Gather the lines below that include the string "meets", copying each in full.

# RECORDS SHOWN
.....
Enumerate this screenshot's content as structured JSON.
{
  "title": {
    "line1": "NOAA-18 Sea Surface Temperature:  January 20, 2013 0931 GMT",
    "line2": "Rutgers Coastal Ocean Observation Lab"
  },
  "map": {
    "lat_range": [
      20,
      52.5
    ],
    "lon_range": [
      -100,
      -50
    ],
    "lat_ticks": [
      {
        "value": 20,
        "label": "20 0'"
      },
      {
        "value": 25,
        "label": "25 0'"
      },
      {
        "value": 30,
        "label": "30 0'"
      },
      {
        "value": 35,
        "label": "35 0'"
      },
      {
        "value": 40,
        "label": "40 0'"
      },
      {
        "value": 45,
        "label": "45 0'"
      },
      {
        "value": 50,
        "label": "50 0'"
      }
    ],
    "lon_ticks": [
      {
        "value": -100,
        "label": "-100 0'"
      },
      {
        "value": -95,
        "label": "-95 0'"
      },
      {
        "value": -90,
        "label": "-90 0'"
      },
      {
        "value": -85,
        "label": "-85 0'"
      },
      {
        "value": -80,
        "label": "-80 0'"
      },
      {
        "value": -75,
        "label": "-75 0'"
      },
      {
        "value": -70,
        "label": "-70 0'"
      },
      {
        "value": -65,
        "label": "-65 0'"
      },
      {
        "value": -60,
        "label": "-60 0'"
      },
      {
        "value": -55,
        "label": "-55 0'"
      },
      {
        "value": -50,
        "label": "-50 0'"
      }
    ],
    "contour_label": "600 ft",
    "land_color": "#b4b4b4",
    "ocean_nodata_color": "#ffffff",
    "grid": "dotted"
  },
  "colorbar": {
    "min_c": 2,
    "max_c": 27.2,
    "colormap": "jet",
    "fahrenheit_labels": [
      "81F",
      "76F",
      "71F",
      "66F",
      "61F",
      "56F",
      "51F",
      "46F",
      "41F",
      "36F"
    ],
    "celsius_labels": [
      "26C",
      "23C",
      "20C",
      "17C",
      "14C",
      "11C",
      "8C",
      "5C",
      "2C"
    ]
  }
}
.....
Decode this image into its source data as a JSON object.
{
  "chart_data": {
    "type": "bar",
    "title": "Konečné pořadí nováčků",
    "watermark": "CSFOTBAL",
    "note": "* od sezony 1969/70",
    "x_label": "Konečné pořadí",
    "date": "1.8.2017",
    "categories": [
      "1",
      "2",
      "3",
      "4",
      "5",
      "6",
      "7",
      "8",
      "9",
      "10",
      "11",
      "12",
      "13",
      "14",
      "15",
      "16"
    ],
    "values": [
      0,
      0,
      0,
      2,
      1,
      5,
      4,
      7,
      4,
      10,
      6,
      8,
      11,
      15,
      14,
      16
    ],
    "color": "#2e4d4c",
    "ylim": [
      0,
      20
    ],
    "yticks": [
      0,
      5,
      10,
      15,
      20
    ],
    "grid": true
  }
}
.....
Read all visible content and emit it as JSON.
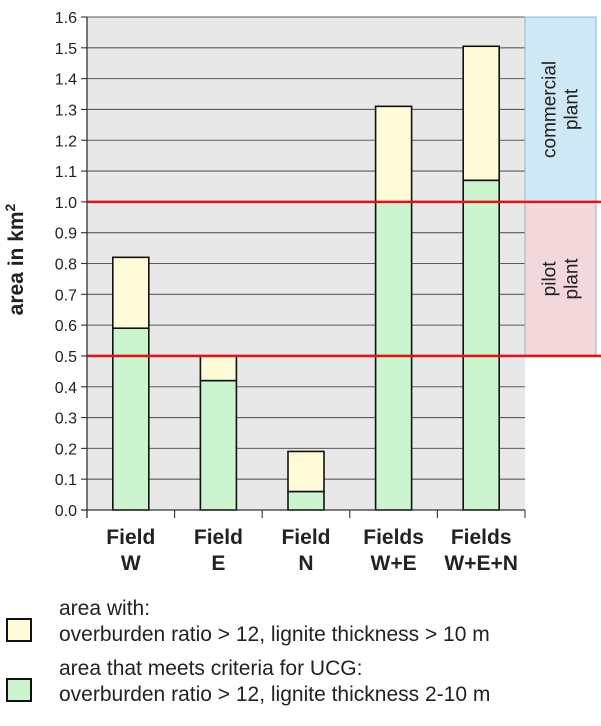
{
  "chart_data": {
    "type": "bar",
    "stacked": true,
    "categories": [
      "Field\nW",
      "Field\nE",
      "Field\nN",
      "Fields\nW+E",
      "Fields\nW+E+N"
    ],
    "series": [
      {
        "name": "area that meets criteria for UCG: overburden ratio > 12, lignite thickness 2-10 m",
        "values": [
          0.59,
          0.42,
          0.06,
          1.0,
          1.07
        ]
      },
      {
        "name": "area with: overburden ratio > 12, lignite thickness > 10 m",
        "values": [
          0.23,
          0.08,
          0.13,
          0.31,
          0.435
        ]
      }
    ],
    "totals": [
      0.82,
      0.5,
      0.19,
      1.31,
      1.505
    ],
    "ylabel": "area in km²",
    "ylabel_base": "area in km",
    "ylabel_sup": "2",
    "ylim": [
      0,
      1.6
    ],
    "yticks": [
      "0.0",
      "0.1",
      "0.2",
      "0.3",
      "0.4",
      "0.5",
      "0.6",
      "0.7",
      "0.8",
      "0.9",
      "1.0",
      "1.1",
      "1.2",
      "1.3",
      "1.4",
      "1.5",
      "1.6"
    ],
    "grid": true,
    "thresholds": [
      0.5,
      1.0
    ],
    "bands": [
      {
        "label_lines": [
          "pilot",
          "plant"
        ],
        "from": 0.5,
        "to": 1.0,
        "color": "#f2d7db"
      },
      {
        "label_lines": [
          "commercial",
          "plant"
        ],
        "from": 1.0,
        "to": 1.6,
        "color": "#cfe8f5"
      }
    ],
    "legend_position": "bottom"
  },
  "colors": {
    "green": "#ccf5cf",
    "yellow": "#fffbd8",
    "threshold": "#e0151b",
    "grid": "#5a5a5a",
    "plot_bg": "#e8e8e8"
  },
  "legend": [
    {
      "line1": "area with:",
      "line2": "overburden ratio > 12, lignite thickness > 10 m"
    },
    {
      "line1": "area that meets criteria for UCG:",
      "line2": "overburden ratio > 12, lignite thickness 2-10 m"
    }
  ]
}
.....
# TASK RESULT
        "name": "area that meets criteria for UCG: overburden ratio > 12, lignite thickness 2-10 m",
      "line1": "area that meets criteria for UCG:",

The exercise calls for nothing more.